What is the number of lines that include the word "products"? Provide only that figure.

(Dataset excerpts)
'''
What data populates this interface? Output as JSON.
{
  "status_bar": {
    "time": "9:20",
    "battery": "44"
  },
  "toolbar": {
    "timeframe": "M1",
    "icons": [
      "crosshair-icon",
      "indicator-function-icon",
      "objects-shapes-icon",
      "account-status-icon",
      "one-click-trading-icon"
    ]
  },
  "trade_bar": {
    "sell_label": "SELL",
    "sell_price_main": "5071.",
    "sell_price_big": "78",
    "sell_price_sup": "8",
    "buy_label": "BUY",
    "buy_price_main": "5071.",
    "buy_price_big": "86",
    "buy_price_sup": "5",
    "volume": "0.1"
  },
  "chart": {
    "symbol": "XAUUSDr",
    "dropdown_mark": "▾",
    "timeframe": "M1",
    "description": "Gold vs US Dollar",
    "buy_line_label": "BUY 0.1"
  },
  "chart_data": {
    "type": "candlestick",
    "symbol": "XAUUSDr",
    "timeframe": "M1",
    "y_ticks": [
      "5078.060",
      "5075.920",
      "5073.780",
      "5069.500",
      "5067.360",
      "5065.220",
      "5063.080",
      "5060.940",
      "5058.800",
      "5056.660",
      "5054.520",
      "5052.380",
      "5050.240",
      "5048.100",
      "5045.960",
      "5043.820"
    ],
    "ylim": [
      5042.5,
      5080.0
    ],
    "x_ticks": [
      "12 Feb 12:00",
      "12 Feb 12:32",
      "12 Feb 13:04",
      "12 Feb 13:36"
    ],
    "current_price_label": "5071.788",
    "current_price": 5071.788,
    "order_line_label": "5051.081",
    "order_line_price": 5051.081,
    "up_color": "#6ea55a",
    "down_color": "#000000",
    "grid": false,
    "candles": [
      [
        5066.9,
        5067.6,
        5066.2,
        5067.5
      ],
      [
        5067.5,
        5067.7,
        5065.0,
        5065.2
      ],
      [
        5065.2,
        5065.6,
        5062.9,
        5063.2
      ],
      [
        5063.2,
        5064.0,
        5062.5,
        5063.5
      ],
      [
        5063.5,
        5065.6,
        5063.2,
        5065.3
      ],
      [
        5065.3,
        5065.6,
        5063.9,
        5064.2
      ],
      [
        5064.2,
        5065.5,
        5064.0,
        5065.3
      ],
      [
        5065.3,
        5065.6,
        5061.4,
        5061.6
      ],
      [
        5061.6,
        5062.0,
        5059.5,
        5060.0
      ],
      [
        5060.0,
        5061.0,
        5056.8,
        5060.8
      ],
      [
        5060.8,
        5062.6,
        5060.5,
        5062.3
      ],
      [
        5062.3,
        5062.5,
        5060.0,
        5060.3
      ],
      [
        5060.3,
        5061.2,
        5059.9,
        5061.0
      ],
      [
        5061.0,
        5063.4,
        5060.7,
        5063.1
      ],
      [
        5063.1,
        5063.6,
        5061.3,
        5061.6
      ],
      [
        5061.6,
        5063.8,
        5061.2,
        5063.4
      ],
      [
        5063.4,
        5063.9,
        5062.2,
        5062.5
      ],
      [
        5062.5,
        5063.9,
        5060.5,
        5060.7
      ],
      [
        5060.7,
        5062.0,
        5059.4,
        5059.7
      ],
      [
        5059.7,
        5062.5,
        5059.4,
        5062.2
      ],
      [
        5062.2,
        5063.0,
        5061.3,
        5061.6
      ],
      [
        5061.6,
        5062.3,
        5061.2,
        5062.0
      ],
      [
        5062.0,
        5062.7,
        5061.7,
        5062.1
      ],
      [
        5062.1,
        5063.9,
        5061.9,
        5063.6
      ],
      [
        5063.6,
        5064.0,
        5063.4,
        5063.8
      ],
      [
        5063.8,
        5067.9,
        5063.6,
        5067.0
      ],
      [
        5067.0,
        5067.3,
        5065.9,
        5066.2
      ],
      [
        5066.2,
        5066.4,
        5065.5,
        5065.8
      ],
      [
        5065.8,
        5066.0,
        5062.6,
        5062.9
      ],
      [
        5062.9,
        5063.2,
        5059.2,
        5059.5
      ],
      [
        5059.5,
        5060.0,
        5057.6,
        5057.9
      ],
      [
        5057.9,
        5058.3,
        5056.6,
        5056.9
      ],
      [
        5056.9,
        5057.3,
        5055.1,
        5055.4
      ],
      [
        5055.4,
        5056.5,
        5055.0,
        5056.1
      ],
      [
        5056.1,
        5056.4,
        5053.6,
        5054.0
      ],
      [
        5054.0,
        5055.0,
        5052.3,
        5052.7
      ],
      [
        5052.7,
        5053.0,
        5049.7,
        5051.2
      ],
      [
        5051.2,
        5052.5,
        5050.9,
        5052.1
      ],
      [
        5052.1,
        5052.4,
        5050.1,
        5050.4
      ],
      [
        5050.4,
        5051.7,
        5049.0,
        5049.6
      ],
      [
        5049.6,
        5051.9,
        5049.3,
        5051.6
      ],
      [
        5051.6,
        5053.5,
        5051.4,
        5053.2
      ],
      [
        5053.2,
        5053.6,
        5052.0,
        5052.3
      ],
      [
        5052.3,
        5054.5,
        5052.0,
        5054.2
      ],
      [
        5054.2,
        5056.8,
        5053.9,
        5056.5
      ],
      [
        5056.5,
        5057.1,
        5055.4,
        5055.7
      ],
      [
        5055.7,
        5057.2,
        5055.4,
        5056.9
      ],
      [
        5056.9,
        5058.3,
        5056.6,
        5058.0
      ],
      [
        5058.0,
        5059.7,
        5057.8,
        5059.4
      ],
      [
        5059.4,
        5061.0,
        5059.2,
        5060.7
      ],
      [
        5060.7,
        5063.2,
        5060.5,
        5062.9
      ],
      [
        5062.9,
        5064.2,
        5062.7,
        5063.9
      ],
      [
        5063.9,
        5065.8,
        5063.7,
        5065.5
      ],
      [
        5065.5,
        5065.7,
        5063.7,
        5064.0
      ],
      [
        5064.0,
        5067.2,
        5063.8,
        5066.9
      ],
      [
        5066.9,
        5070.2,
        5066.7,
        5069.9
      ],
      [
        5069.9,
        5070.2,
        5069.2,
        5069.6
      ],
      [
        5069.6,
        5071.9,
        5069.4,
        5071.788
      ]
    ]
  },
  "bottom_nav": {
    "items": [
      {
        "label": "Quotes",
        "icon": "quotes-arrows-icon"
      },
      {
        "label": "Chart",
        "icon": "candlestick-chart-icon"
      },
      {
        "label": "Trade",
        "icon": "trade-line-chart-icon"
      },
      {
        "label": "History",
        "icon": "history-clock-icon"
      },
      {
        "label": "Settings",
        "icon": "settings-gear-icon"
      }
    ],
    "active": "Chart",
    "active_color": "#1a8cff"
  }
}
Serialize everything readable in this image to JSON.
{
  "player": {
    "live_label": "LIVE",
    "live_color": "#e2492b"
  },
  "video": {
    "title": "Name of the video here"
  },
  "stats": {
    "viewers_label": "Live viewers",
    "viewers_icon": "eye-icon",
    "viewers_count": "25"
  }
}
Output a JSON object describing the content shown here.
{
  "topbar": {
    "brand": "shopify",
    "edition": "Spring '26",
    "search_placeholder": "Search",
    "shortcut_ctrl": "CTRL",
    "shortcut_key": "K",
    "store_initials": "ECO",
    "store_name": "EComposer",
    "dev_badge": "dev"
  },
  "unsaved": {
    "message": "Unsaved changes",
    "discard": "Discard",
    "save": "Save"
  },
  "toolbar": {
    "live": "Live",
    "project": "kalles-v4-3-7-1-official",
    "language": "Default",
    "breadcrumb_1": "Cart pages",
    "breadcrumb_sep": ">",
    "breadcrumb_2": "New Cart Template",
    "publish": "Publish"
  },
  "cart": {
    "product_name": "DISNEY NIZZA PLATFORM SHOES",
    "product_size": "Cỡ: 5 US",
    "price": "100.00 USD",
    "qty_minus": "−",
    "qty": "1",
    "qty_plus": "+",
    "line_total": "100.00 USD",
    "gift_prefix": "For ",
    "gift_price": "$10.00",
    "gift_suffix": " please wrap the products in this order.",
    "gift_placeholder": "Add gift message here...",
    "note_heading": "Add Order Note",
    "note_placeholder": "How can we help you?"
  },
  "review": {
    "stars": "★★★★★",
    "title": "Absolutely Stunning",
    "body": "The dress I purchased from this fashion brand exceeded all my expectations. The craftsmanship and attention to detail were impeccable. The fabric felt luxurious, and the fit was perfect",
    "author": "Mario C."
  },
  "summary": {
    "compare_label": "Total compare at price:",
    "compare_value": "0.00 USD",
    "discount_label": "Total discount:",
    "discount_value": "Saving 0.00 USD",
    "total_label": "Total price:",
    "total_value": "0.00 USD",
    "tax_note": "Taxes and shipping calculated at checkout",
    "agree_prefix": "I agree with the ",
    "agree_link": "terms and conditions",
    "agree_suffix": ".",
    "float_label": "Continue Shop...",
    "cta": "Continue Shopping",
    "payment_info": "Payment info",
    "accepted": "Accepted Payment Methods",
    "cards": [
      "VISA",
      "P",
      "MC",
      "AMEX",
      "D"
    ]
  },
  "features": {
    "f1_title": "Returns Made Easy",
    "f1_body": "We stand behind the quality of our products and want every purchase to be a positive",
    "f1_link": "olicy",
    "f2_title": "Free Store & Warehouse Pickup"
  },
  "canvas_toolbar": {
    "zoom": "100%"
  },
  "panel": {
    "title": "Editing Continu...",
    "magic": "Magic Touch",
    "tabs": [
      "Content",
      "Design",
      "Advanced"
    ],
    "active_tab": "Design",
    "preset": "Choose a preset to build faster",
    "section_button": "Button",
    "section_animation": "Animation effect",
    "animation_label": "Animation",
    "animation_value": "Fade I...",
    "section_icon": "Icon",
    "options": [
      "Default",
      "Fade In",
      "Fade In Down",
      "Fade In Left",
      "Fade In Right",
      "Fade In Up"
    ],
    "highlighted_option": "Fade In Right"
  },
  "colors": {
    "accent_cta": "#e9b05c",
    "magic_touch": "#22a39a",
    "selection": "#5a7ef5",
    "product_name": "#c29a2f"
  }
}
'''
#### THE ANSWER
2